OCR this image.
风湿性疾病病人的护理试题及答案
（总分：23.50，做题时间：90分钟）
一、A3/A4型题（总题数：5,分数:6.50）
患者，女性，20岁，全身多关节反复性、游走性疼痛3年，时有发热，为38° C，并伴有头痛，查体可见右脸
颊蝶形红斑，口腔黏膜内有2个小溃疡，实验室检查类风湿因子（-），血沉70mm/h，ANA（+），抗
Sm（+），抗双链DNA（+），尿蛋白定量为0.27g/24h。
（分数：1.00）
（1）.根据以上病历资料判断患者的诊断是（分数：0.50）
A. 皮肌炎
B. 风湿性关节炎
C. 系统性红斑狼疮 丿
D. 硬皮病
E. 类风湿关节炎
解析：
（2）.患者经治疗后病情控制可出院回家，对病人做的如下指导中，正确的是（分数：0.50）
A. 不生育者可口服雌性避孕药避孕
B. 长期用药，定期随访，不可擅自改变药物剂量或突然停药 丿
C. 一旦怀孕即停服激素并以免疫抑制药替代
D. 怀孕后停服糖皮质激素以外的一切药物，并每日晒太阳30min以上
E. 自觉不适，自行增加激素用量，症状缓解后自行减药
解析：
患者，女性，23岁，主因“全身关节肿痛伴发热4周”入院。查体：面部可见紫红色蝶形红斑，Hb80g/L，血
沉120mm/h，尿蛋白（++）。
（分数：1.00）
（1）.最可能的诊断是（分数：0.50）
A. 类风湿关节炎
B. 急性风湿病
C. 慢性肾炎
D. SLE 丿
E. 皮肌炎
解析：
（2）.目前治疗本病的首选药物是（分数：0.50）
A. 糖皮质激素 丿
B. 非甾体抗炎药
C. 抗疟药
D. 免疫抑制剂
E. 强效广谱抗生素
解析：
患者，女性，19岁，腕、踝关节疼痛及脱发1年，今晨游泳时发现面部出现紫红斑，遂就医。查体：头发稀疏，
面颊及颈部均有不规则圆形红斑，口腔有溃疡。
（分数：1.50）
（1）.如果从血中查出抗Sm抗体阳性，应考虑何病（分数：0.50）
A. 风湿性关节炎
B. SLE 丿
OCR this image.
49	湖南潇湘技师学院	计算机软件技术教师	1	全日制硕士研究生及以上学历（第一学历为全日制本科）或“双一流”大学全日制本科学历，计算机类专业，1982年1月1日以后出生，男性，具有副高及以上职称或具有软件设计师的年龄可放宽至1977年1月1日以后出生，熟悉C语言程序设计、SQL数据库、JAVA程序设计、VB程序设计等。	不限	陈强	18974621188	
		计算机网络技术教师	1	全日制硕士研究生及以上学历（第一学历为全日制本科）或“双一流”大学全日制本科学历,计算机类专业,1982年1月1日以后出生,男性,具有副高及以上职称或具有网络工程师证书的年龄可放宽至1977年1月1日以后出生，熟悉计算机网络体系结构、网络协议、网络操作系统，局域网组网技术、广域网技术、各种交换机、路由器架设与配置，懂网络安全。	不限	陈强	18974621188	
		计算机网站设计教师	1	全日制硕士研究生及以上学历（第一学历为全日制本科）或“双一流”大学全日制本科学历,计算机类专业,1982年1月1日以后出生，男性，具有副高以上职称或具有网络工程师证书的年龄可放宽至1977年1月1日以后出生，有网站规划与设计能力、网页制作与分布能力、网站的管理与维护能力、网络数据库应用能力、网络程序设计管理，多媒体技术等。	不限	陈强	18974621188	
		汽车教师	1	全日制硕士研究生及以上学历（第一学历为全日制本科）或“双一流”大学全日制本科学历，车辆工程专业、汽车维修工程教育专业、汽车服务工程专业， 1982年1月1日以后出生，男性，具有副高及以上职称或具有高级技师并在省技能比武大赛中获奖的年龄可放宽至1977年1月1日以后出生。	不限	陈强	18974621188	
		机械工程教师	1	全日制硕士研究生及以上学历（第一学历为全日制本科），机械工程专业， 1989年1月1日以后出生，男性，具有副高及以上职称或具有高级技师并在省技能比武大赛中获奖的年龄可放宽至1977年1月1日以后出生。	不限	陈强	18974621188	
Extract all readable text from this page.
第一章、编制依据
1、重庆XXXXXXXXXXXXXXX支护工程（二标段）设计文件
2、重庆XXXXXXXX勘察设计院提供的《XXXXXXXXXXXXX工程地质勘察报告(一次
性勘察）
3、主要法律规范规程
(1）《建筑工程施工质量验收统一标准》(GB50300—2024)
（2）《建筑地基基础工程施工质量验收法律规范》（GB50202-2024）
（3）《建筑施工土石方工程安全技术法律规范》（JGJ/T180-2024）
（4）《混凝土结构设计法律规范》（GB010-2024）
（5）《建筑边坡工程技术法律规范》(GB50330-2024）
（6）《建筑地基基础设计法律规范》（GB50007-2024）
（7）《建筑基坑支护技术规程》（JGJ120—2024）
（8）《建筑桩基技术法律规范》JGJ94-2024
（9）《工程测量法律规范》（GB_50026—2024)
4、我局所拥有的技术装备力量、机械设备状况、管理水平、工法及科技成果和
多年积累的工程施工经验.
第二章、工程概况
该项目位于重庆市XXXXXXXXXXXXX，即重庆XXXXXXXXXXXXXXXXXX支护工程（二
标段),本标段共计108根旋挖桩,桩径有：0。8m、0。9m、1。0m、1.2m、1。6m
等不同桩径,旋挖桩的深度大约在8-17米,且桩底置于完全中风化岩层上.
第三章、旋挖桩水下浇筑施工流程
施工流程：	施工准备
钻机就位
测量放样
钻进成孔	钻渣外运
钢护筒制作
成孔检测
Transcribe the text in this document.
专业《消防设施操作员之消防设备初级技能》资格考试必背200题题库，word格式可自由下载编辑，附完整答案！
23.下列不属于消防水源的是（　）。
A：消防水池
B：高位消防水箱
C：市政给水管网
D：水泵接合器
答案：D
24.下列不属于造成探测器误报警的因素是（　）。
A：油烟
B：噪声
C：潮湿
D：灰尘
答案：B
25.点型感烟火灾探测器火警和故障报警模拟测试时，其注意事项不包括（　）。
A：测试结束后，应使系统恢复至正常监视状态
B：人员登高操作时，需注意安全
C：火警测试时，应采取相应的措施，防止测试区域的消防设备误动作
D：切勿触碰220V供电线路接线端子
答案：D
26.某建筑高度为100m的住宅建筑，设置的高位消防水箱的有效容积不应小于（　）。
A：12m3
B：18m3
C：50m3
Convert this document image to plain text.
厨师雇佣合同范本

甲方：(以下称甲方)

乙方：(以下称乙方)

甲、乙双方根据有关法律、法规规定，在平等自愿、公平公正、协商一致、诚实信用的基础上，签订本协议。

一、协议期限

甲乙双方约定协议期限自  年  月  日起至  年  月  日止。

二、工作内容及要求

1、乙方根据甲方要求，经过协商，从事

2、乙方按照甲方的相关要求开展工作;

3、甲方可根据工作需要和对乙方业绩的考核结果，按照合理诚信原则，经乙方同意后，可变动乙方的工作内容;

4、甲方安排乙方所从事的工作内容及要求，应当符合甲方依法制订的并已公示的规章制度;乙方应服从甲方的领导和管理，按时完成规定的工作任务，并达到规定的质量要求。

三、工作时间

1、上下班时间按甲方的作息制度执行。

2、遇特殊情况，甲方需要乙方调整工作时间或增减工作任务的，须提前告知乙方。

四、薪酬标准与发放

**What is required**
Each line of the material that holds the string "this" counts once; give the total alone.

**Full answer**
5